◆ **WAT WORDT VERWACHT**
Begin bij de regel met "comma-text: , I" en stop na de regel met "284, 279, 303]". Zet die regels in een JSON-lijst van strings, één string per regel, en laat lege regels weg.

◆ **DE GEGEVENS**

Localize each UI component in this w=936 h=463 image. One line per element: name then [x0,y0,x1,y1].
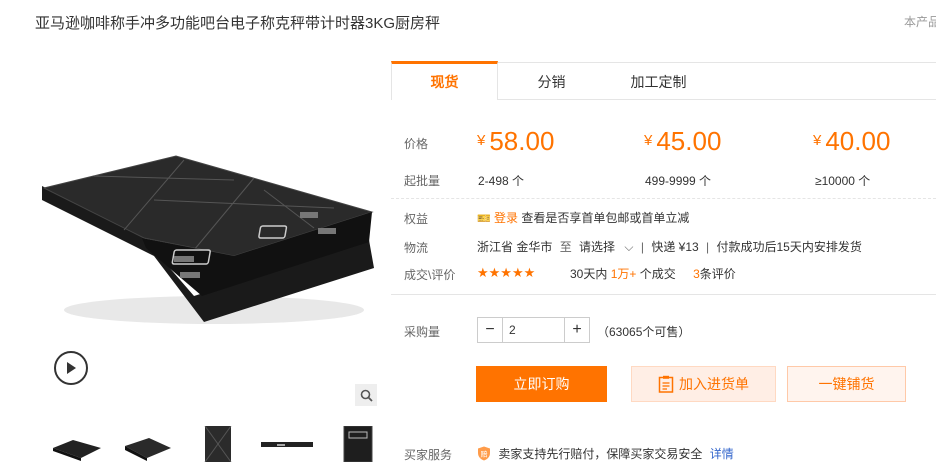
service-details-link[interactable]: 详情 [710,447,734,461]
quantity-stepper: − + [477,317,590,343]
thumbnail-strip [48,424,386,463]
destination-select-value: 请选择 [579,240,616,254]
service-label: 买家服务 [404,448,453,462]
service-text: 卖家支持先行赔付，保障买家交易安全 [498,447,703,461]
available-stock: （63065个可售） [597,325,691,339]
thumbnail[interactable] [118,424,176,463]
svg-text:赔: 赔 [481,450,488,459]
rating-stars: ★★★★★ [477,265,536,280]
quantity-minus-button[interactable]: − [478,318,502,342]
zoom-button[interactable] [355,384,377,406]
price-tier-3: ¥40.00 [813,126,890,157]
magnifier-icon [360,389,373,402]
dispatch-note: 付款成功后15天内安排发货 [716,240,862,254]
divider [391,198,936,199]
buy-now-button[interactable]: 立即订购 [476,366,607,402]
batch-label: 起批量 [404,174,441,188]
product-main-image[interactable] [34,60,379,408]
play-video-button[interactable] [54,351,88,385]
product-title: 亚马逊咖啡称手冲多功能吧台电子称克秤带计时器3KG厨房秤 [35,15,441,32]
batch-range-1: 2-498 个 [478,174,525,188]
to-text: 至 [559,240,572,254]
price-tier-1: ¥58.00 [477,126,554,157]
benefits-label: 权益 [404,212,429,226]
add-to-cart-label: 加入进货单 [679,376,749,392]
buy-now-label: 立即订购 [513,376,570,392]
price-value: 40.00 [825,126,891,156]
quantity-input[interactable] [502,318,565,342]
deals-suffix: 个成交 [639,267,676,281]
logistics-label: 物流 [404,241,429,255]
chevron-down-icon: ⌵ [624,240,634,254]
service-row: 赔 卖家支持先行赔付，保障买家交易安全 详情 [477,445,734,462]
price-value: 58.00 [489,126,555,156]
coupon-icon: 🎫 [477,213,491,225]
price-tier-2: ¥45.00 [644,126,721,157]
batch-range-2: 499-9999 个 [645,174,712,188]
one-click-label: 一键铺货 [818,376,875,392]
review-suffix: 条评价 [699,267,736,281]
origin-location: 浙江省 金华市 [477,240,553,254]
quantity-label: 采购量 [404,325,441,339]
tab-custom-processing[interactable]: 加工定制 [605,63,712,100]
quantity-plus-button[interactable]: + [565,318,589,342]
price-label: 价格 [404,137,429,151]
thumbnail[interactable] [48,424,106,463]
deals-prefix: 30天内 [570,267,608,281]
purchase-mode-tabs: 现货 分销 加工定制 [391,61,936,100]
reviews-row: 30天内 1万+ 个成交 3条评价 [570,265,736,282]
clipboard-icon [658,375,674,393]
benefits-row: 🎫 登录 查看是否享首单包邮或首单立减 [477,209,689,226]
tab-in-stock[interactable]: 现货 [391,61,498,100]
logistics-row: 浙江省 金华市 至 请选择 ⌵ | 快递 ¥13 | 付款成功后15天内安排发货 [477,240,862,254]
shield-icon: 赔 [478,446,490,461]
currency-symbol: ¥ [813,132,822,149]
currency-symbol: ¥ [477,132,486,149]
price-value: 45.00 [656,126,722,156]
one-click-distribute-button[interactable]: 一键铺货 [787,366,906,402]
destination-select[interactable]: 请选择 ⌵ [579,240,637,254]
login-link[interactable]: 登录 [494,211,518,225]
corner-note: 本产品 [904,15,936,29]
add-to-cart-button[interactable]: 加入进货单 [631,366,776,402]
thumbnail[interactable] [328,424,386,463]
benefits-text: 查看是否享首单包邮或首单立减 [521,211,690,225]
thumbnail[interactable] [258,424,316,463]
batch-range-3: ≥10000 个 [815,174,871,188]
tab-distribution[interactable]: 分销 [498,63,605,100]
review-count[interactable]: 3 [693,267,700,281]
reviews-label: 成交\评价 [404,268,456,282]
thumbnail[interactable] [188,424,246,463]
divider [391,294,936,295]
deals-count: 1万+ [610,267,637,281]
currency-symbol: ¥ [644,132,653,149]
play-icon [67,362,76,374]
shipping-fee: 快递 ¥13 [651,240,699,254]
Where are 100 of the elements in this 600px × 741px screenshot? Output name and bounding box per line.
--
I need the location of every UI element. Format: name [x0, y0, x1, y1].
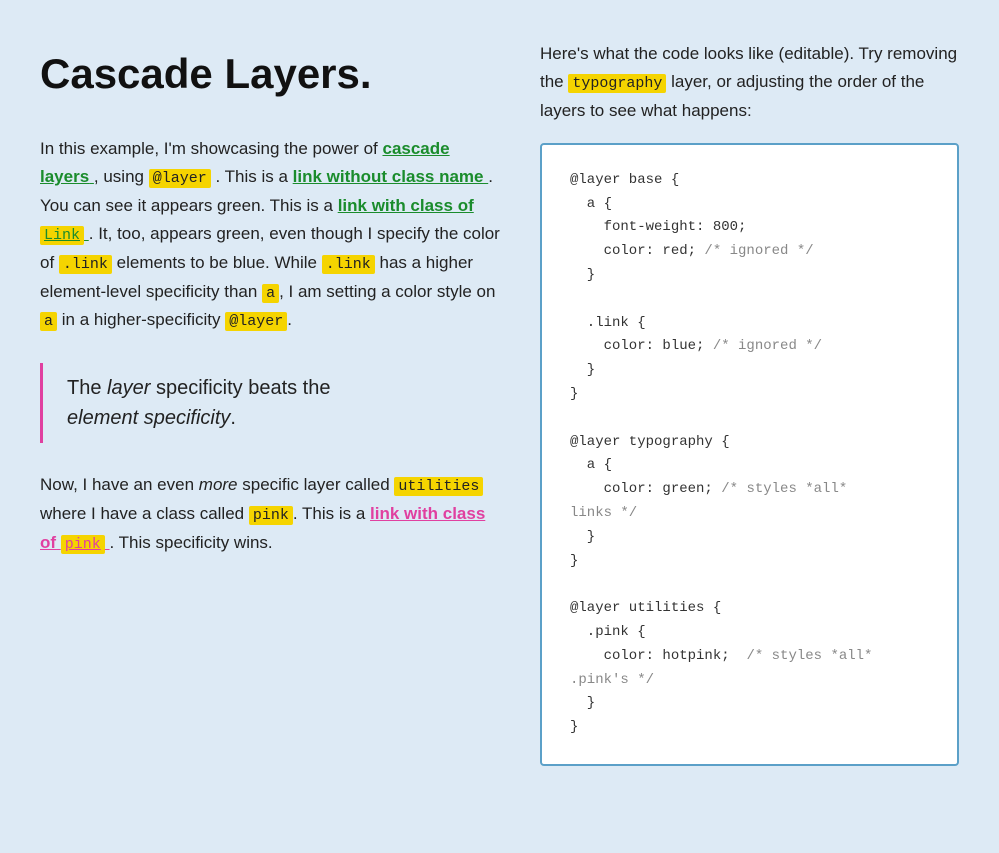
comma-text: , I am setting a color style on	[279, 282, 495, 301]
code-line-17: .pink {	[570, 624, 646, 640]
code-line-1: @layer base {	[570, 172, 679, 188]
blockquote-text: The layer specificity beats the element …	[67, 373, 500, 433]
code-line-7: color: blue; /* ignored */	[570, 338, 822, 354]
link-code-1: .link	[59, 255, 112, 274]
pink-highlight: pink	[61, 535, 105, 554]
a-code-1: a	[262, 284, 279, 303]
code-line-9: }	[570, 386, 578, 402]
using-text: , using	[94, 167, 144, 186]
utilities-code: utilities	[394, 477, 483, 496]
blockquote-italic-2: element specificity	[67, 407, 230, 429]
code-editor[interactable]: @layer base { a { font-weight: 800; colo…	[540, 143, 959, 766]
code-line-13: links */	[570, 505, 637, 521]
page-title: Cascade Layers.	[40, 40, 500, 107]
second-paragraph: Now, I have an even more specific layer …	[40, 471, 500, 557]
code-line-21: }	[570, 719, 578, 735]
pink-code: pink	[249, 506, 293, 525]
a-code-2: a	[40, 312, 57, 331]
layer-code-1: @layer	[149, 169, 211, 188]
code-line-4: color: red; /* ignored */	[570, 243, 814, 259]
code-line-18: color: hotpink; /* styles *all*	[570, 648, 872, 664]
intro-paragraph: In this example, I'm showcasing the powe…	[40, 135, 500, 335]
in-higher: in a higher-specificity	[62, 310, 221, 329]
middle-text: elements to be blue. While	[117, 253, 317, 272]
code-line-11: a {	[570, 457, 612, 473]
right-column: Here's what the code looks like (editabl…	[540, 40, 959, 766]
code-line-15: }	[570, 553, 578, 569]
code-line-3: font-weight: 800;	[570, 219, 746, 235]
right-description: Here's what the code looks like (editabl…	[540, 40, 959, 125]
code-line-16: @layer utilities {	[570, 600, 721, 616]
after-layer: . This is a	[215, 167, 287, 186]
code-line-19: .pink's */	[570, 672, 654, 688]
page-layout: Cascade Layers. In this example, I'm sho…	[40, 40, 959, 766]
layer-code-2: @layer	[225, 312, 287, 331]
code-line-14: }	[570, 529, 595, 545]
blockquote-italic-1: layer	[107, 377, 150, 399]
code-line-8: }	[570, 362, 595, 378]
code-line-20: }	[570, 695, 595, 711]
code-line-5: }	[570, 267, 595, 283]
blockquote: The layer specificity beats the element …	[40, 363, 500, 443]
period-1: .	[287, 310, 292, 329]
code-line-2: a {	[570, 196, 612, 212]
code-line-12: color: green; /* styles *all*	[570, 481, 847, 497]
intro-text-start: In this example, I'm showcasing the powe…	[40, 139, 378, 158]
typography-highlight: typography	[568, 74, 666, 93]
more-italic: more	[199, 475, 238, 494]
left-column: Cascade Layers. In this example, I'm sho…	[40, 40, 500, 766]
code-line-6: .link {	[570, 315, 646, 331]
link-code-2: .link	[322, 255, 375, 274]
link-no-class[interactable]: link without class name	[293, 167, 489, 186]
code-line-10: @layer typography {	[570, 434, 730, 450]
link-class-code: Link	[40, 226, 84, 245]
---
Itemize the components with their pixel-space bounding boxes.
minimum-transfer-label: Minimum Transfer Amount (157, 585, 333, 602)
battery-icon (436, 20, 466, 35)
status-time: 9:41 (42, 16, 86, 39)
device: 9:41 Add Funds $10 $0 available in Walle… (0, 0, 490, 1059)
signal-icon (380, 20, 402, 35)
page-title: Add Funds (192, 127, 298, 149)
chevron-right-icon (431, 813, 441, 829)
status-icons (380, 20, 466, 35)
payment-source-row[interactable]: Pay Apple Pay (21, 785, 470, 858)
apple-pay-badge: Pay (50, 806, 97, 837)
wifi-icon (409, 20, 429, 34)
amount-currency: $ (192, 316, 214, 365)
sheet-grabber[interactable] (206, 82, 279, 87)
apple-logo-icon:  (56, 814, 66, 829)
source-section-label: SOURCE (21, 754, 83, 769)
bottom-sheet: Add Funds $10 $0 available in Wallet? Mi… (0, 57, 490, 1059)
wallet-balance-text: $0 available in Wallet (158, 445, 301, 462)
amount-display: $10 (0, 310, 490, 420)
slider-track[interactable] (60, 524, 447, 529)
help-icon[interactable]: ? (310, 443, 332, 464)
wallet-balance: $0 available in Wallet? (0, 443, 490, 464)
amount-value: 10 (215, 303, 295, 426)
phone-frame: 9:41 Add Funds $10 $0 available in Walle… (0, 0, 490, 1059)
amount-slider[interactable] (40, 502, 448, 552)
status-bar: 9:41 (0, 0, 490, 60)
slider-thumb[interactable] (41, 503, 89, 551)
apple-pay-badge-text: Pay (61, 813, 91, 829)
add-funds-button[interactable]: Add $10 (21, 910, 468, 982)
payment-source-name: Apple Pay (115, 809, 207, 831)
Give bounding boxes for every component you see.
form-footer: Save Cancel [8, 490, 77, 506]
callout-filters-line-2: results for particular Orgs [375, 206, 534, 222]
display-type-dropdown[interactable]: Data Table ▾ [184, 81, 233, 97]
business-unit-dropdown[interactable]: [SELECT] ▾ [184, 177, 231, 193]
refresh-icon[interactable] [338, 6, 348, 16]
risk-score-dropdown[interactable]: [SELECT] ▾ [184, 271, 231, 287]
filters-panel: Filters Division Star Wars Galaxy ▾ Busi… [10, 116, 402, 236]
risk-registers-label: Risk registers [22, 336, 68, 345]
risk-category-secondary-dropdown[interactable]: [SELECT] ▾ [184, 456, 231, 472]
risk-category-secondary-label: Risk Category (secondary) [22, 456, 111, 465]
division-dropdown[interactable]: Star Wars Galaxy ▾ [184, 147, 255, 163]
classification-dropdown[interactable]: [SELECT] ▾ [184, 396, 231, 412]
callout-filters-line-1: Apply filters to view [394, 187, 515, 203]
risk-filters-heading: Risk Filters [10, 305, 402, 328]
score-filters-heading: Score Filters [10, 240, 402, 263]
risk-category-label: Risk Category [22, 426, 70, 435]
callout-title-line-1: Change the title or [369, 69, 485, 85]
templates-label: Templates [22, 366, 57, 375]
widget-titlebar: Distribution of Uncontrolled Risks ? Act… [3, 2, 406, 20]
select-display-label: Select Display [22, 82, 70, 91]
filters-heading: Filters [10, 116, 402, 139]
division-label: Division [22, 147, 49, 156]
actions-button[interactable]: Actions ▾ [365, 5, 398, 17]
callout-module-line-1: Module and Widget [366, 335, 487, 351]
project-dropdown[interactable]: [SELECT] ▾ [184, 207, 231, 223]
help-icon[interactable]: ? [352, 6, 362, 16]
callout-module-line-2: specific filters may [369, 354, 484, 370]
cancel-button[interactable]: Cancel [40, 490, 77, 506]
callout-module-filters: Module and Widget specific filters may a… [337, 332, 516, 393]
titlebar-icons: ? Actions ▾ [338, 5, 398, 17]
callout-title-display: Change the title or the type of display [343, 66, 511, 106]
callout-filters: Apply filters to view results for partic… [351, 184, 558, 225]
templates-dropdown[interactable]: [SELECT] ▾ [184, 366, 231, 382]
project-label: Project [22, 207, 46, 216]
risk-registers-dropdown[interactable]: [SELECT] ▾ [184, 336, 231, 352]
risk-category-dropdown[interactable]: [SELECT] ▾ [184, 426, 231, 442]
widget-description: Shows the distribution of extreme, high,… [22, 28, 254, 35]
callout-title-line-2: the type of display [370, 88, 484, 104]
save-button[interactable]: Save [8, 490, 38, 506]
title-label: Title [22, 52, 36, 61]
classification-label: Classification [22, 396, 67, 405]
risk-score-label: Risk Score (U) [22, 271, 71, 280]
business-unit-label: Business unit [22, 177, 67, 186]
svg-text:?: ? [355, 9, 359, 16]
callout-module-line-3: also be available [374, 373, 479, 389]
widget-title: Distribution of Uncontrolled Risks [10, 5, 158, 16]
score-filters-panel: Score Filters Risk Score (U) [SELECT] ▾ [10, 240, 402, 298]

◆ **DE OPLOSSING**
[
  "comma-text: , I am setting a color style on\t[279, 282, 495, 301]",
  "code-line-17: .pink {\t[570, 624, 646, 640]",
  "code-line-1: @layer base {\t[570, 172, 679, 188]",
  "blockquote-text: The layer specificity beats the element …\t[67, 373, 500, 433]",
  "code-line-7: color: blue; /* ignored */\t[570, 338, 822, 354]",
  "link-code-1: .link\t[59, 255, 112, 274]",
  "pink-highlight: pink\t[61, 535, 105, 554]",
  "a-code-1: a\t[262, 284, 279, 303]"
]